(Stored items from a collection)
** Start **
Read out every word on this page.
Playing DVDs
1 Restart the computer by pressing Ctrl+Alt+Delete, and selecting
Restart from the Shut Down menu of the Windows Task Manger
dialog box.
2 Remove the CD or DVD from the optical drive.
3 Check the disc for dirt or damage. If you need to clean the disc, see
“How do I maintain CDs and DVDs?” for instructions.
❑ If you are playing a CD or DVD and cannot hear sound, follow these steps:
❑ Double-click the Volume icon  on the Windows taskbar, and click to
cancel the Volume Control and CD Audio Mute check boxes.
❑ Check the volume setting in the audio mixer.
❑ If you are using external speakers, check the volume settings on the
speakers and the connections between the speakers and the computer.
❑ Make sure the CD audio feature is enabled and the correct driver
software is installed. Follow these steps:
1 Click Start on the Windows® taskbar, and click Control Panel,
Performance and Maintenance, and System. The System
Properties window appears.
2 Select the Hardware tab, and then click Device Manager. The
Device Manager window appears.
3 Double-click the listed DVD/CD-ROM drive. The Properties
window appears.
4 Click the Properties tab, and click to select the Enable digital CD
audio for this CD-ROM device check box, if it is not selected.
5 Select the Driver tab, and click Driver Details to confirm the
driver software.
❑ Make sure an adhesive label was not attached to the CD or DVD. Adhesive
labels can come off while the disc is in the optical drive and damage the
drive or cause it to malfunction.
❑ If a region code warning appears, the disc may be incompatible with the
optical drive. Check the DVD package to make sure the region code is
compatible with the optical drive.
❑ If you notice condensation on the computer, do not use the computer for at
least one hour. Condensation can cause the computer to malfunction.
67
** End **
* [DIRECTION] Copy each line above that contains the word "damage".

* [RESPONSE]
3 Check the disc for dirt or damage. If you need to clean the disc, see
labels can come off while the disc is in the optical drive and damage the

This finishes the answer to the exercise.